### Exercise directions
For every line in the records that has the word "oraz", make a copy.

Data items
___

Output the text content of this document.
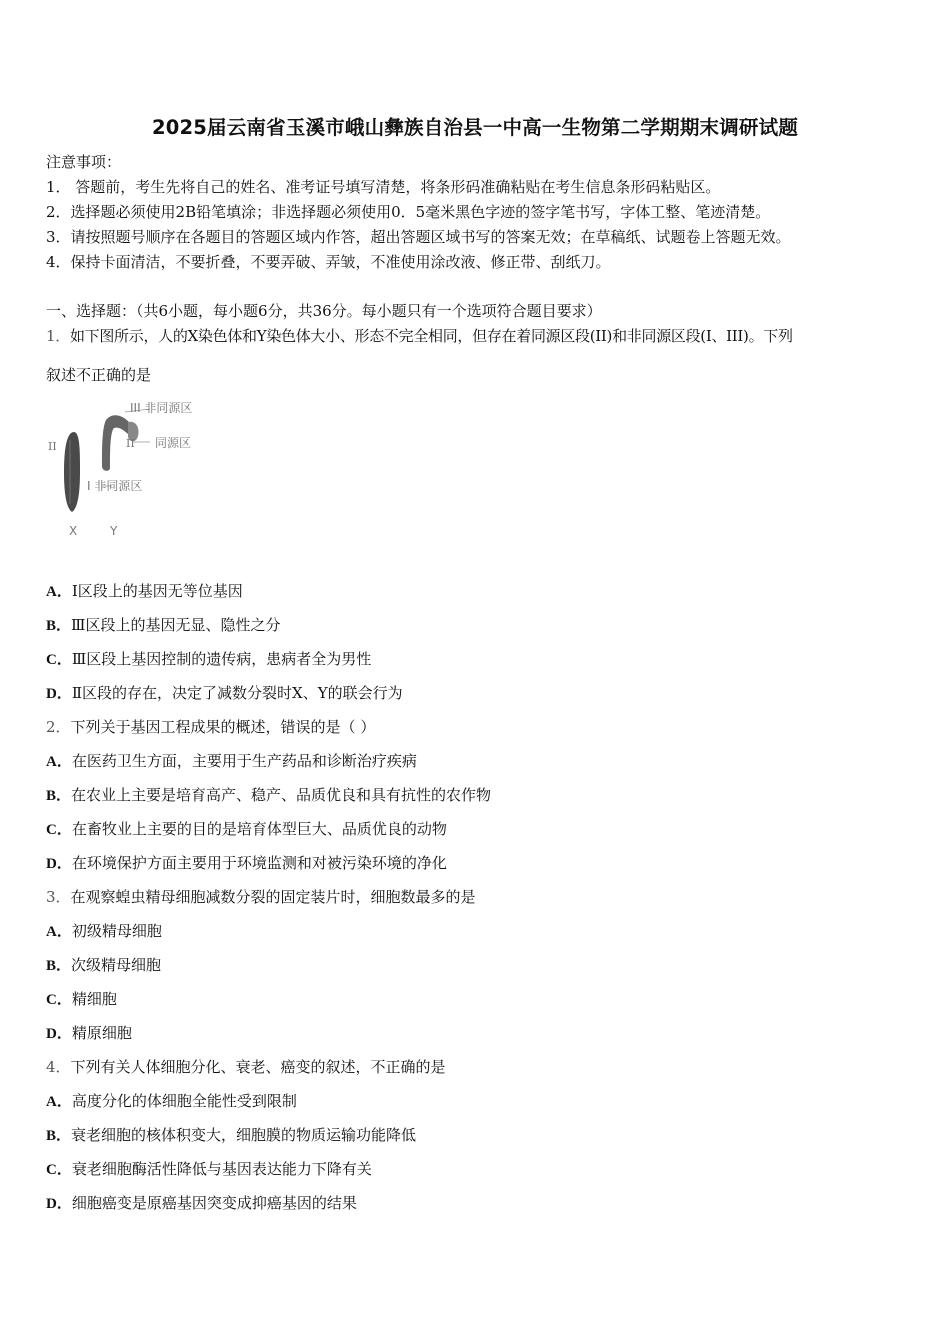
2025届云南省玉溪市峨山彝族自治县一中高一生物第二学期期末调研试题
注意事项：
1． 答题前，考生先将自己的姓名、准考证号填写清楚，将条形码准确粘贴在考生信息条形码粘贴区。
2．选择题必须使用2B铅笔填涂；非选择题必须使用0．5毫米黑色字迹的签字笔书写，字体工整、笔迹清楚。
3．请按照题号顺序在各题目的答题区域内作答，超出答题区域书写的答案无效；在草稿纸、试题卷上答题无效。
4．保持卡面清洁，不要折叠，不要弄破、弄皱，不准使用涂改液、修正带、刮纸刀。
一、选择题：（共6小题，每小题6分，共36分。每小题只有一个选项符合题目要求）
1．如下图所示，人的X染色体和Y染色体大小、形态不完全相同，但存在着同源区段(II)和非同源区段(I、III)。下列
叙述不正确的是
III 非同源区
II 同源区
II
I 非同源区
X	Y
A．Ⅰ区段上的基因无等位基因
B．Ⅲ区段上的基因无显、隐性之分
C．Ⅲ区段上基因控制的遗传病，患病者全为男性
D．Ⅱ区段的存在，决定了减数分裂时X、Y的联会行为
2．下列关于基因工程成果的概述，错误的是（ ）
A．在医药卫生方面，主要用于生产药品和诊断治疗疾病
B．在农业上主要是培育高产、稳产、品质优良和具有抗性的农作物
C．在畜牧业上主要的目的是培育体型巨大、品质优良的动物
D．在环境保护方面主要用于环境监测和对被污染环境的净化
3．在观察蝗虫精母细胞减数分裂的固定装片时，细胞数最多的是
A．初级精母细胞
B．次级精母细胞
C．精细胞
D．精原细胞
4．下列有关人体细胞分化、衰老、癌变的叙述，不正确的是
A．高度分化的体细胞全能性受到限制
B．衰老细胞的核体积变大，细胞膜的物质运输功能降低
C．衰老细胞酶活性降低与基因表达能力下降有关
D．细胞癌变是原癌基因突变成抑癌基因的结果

___

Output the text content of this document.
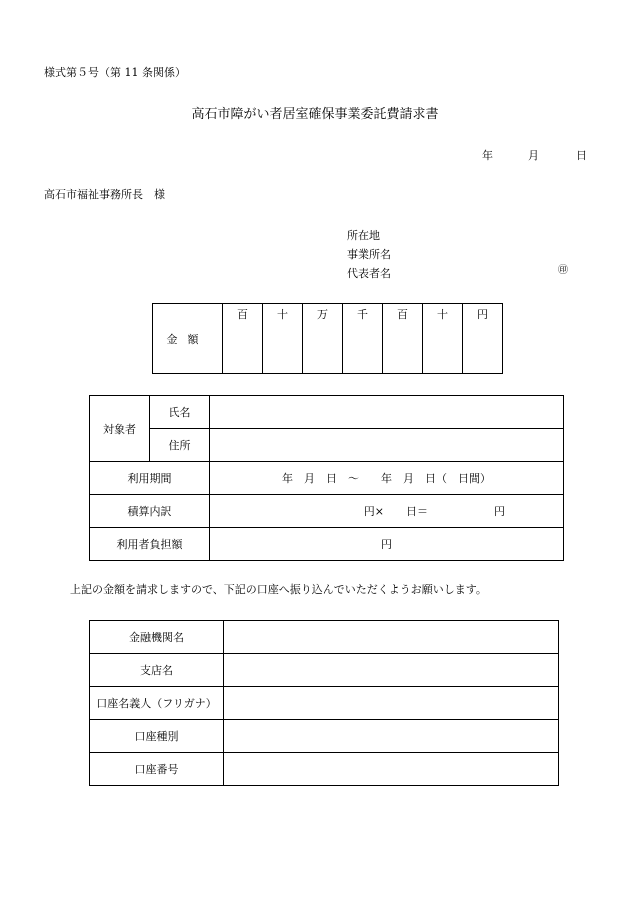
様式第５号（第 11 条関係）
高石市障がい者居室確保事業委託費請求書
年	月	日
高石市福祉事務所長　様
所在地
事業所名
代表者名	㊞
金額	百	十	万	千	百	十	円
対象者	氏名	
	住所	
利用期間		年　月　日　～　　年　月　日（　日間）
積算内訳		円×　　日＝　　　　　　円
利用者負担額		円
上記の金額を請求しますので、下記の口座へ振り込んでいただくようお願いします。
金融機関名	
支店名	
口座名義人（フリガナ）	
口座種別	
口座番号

___

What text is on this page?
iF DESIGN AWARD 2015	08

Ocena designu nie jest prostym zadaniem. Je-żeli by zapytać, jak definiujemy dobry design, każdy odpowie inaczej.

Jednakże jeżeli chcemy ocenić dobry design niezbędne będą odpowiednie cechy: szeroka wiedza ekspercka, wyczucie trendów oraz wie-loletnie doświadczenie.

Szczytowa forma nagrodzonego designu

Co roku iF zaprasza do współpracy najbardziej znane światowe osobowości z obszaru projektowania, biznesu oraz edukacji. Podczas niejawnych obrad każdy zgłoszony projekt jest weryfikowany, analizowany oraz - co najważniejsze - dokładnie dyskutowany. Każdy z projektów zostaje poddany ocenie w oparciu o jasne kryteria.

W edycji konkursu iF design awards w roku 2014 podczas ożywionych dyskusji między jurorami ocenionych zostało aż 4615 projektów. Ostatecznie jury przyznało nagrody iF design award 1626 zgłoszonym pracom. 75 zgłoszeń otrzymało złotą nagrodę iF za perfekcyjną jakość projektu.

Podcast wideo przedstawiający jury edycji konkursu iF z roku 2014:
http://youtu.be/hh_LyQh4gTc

___

### Reply to the task
Jednakże jeżeli chcemy ocenić dobry design niezbędne będą odpowiednie cechy: szeroka wiedza ekspercka, wyczucie trendów oraz wie-loletnie doświadczenie.
Co roku iF zaprasza do współpracy najbardziej znane światowe osobowości z obszaru projektowania, biznesu oraz edukacji. Podczas niejawnych obrad każdy zgłoszony projekt jest weryfikowany, analizowany oraz - co najważniejsze - dokładnie dyskutowany. Każdy z projektów zostaje poddany ocenie w oparciu o jasne kryteria.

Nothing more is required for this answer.